Transcribe every line, keeping it exact.
-- start of SOURCE RECORDS --
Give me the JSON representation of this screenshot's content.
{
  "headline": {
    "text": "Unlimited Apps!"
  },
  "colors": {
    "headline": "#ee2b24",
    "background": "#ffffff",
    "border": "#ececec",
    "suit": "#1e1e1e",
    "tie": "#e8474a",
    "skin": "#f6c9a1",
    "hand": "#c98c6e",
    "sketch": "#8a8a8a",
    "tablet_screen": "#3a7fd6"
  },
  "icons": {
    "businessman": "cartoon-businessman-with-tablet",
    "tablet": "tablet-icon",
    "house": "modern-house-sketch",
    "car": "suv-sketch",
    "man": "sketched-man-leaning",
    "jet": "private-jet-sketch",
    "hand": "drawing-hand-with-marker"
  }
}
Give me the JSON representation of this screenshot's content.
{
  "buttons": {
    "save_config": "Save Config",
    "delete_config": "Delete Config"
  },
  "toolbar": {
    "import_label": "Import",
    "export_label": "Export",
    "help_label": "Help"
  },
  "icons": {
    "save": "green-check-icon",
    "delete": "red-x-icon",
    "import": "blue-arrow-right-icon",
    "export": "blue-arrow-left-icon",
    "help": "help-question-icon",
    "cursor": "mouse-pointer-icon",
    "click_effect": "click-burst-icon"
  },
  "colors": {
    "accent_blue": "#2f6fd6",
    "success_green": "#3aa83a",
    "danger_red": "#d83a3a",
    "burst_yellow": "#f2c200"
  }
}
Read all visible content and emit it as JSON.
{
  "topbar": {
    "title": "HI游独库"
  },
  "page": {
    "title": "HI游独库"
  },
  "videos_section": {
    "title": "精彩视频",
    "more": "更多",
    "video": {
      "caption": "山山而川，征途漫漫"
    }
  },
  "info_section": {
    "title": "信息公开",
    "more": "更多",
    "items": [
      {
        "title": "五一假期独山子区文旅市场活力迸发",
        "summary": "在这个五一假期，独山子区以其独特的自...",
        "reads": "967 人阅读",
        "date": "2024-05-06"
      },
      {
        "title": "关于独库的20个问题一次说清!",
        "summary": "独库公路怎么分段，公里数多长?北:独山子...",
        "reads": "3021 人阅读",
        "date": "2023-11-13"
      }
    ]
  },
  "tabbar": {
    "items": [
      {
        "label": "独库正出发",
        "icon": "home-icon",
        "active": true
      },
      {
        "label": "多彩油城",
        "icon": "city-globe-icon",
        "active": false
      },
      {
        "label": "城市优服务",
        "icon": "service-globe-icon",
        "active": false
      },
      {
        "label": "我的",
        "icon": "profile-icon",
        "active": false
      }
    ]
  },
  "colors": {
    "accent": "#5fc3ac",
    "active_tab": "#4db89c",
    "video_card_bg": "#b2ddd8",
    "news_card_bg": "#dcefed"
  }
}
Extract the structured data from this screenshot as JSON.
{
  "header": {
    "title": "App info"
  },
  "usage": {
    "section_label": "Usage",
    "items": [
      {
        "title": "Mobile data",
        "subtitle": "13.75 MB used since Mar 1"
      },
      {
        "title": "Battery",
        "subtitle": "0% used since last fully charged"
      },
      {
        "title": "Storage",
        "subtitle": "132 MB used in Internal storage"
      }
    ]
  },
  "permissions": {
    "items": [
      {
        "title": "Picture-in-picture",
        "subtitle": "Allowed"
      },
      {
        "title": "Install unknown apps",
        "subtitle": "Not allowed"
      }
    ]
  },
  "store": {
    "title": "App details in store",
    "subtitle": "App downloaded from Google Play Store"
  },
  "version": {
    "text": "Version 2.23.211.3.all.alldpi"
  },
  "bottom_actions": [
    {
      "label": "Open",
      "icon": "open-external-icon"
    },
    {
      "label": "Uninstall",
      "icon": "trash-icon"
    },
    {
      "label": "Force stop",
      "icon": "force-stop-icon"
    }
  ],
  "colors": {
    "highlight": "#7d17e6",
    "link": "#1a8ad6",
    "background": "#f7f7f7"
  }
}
-- end of SOURCE RECORDS --
OUTPUT OF THE EXERCISE>
Give me the JSON representation of this screenshot's content.
{
  "headline": {
    "text": "Unlimited Apps!"
  },
  "colors": {
    "headline": "#ee2b24",
    "background": "#ffffff",
    "border": "#ececec",
    "suit": "#1e1e1e",
    "tie": "#e8474a",
    "skin": "#f6c9a1",
    "hand": "#c98c6e",
    "sketch": "#8a8a8a",
    "tablet_screen": "#3a7fd6"
  },
  "icons": {
    "businessman": "cartoon-businessman-with-tablet",
    "tablet": "tablet-icon",
    "house": "modern-house-sketch",
    "car": "suv-sketch",
    "man": "sketched-man-leaning",
    "jet": "private-jet-sketch",
    "hand": "drawing-hand-with-marker"
  }
}
Give me the JSON representation of this screenshot's content.
{
  "buttons": {
    "save_config": "Save Config",
    "delete_config": "Delete Config"
  },
  "toolbar": {
    "import_label": "Import",
    "export_label": "Export",
    "help_label": "Help"
  },
  "icons": {
    "save": "green-check-icon",
    "delete": "red-x-icon",
    "import": "blue-arrow-right-icon",
    "export": "blue-arrow-left-icon",
    "help": "help-question-icon",
    "cursor": "mouse-pointer-icon",
    "click_effect": "click-burst-icon"
  },
  "colors": {
    "accent_blue": "#2f6fd6",
    "success_green": "#3aa83a",
    "danger_red": "#d83a3a",
    "burst_yellow": "#f2c200"
  }
}
Read all visible content and emit it as JSON.
{
  "topbar": {
    "title": "HI游独库"
  },
  "page": {
    "title": "HI游独库"
  },
  "videos_section": {
    "title": "精彩视频",
    "more": "更多",
    "video": {
      "caption": "山山而川，征途漫漫"
    }
  },
  "info_section": {
    "title": "信息公开",
    "more": "更多",
    "items": [
      {
        "title": "五一假期独山子区文旅市场活力迸发",
        "summary": "在这个五一假期，独山子区以其独特的自...",
        "reads": "967 人阅读",
        "date": "2024-05-06"
      },
      {
        "title": "关于独库的20个问题一次说清!",
        "summary": "独库公路怎么分段，公里数多长?北:独山子...",
        "reads": "3021 人阅读",
        "date": "2023-11-13"
      }
    ]
  },
  "tabbar": {
    "items": [
      {
        "label": "独库正出发",
        "icon": "home-icon",
        "active": true
      },
      {
        "label": "多彩油城",
        "icon": "city-globe-icon",
        "active": false
      },
      {
        "label": "城市优服务",
        "icon": "service-globe-icon",
        "active": false
      },
      {
        "label": "我的",
        "icon": "profile-icon",
        "active": false
      }
    ]
  },
  "colors": {
    "accent": "#5fc3ac",
    "active_tab": "#4db89c",
    "video_card_bg": "#b2ddd8",
    "news_card_bg": "#dcefed"
  }
}
Extract the structured data from this screenshot as JSON.
{
  "header": {
    "title": "App info"
  },
  "usage": {
    "section_label": "Usage",
    "items": [
      {
        "title": "Mobile data",
        "subtitle": "13.75 MB used since Mar 1"
      },
      {
        "title": "Battery",
        "subtitle": "0% used since last fully charged"
      },
      {
        "title": "Storage",
        "subtitle": "132 MB used in Internal storage"
      }
    ]
  },
  "permissions": {
    "items": [
      {
        "title": "Picture-in-picture",
        "subtitle": "Allowed"
      },
      {
        "title": "Install unknown apps",
        "subtitle": "Not allowed"
      }
    ]
  },
  "store": {
    "title": "App details in store",
    "subtitle": "App downloaded from Google Play Store"
  },
  "version": {
    "text": "Version 2.23.211.3.all.alldpi"
  },
  "bottom_actions": [
    {
      "label": "Open",
      "icon": "open-external-icon"
    },
    {
      "label": "Uninstall",
      "icon": "trash-icon"
    },
    {
      "label": "Force stop",
      "icon": "force-stop-icon"
    }
  ],
  "colors": {
    "highlight": "#7d17e6",
    "link": "#1a8ad6",
    "background": "#f7f7f7"
  }
}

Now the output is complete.